WHAT YOU NEED TO DO: Find the lines with the string "Stage" and return them.

──────── DATASET EXTRACT

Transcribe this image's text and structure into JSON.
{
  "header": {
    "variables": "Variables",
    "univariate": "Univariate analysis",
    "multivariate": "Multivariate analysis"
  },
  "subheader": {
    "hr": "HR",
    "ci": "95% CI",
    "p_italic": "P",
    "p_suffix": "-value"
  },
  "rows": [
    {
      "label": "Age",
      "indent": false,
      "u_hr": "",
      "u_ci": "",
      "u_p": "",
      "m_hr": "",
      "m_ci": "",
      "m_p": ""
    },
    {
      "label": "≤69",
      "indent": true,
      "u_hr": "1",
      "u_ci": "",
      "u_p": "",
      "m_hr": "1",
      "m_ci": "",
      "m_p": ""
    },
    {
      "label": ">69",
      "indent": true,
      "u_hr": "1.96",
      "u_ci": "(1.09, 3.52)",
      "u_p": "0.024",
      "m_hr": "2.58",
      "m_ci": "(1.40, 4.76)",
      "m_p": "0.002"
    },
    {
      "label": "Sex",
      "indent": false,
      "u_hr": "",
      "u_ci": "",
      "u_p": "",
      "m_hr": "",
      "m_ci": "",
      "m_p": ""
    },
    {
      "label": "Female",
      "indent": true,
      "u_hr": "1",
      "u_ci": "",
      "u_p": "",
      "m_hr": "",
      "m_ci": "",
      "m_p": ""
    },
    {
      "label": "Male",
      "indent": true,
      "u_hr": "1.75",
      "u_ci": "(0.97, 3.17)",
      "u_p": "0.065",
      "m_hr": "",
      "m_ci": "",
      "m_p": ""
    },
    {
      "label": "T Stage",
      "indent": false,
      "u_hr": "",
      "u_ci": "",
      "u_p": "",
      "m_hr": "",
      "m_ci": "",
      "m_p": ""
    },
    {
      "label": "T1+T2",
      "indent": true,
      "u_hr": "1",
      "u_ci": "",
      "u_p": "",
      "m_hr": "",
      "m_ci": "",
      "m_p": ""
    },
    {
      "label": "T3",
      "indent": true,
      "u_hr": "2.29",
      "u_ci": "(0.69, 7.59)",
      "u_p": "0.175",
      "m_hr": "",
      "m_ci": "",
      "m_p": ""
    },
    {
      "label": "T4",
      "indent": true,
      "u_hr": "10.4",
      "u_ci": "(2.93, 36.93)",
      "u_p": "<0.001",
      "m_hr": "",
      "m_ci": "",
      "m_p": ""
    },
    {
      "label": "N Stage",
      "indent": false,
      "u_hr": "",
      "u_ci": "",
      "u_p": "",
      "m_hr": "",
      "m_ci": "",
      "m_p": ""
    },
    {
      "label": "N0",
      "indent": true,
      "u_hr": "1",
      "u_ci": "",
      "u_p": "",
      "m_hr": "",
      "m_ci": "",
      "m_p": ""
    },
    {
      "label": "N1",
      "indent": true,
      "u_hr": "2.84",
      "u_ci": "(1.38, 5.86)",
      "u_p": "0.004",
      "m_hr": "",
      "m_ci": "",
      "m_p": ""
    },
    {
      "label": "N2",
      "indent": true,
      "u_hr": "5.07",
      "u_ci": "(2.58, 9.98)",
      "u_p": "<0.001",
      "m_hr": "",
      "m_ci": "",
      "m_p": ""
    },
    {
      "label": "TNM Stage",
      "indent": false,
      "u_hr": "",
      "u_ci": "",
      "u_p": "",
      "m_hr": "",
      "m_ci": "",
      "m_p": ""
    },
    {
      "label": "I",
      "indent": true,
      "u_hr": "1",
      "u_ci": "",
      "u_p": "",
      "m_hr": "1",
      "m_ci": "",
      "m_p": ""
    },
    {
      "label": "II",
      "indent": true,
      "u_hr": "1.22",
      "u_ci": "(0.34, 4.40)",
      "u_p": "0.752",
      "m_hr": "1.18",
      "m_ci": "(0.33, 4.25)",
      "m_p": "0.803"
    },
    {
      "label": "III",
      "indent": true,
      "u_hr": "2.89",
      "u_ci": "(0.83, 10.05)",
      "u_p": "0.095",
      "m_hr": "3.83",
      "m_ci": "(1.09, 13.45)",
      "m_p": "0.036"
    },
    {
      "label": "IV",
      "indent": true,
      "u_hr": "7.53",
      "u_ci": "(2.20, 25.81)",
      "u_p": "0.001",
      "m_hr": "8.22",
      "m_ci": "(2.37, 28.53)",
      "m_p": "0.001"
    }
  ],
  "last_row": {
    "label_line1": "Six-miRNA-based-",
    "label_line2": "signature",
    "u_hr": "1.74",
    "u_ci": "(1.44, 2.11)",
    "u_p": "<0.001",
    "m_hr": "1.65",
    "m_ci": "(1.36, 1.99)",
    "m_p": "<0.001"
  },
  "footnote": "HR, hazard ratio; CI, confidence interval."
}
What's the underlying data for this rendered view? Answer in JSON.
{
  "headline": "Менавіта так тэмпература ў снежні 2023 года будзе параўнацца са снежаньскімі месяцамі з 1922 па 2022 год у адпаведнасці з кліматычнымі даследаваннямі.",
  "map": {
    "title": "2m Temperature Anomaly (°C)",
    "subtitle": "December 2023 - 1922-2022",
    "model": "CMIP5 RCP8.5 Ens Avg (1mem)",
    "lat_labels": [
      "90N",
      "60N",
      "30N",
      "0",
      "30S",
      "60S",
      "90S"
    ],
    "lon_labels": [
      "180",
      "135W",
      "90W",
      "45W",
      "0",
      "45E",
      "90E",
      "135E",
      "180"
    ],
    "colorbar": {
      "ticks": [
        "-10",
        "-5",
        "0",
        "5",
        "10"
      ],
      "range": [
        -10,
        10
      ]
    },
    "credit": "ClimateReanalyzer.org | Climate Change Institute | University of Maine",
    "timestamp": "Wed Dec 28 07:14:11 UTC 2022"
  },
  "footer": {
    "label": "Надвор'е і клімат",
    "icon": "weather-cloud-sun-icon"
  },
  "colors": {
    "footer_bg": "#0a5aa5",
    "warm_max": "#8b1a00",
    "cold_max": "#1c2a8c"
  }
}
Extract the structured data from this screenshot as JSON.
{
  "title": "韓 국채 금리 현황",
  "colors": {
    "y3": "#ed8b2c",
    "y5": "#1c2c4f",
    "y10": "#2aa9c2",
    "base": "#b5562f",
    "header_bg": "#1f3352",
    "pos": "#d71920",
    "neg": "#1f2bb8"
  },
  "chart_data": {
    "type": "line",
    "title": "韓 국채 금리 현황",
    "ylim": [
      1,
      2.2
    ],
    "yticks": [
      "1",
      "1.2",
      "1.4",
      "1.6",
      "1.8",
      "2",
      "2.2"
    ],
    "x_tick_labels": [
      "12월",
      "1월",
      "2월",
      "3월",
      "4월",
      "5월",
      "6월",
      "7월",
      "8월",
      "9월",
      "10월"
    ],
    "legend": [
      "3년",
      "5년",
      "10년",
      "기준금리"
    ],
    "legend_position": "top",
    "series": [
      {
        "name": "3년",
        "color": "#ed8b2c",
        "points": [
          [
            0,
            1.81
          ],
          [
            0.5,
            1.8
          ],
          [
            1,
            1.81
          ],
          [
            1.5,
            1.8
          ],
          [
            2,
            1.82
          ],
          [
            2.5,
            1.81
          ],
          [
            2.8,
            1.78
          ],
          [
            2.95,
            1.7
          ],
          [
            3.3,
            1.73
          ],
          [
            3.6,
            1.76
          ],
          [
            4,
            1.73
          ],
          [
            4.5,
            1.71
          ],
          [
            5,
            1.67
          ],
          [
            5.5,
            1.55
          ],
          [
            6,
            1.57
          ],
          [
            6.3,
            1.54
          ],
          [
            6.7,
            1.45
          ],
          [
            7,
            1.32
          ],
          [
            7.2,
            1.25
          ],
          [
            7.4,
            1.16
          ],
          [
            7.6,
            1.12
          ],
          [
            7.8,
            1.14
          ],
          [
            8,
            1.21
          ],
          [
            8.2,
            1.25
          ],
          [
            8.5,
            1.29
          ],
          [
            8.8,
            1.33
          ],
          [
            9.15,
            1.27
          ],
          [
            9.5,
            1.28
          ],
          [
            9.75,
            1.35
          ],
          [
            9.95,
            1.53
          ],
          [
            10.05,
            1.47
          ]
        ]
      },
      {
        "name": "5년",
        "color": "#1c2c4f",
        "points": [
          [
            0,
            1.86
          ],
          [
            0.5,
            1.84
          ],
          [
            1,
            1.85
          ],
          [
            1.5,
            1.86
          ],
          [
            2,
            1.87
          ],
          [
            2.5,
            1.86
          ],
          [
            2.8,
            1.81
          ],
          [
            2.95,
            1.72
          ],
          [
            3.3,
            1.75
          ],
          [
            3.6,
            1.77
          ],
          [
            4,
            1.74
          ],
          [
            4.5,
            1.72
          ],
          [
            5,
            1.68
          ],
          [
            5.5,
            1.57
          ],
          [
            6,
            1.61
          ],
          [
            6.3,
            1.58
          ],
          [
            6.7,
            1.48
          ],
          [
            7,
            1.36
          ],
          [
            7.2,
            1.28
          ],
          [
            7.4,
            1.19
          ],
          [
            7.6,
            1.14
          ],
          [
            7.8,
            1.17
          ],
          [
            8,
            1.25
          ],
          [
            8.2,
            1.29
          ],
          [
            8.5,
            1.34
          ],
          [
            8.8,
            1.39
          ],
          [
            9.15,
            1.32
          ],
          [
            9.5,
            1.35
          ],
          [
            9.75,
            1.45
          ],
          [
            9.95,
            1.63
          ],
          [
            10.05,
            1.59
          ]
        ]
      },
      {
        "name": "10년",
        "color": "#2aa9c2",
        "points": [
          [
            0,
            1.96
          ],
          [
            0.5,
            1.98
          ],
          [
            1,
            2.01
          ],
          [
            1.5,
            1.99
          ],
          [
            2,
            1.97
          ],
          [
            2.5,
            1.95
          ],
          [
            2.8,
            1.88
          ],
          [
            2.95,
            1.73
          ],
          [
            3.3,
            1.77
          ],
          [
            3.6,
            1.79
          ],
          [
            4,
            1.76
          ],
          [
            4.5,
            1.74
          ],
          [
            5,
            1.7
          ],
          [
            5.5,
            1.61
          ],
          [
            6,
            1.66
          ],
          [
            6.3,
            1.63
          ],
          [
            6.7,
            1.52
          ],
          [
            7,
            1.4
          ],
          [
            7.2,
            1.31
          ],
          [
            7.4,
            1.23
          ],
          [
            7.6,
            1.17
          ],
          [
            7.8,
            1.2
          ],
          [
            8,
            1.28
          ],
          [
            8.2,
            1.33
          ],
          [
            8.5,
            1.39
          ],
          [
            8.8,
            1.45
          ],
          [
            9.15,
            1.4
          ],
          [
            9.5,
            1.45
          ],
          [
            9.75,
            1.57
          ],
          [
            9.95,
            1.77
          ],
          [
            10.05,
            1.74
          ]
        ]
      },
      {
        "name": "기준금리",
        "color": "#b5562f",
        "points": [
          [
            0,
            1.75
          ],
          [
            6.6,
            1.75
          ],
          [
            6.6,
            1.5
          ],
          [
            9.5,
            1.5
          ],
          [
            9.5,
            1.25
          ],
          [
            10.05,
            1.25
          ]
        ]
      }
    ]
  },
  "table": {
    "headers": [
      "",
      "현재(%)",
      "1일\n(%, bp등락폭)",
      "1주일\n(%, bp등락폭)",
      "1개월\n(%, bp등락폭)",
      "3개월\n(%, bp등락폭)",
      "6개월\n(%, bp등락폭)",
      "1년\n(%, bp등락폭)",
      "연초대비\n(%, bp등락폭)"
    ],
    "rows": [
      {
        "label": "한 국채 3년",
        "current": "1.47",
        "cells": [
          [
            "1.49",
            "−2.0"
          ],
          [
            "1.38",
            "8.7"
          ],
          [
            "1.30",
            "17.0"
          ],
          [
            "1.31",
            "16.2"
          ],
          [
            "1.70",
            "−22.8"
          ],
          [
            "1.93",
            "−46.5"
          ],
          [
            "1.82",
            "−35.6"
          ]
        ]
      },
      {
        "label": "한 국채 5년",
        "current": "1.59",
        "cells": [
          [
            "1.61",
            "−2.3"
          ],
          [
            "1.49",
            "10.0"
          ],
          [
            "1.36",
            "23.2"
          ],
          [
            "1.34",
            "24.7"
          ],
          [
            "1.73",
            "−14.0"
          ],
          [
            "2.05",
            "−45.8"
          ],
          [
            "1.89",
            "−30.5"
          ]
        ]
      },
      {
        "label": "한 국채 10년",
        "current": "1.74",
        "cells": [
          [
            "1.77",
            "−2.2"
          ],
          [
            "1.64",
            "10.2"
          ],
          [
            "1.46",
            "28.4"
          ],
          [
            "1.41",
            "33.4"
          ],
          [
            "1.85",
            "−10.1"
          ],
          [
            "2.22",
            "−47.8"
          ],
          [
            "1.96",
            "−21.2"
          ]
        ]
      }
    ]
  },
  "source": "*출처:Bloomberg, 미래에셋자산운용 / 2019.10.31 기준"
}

────────────────

IN RESPONSE:
      "label": "T Stage",
      "label": "N Stage",
      "label": "TNM Stage",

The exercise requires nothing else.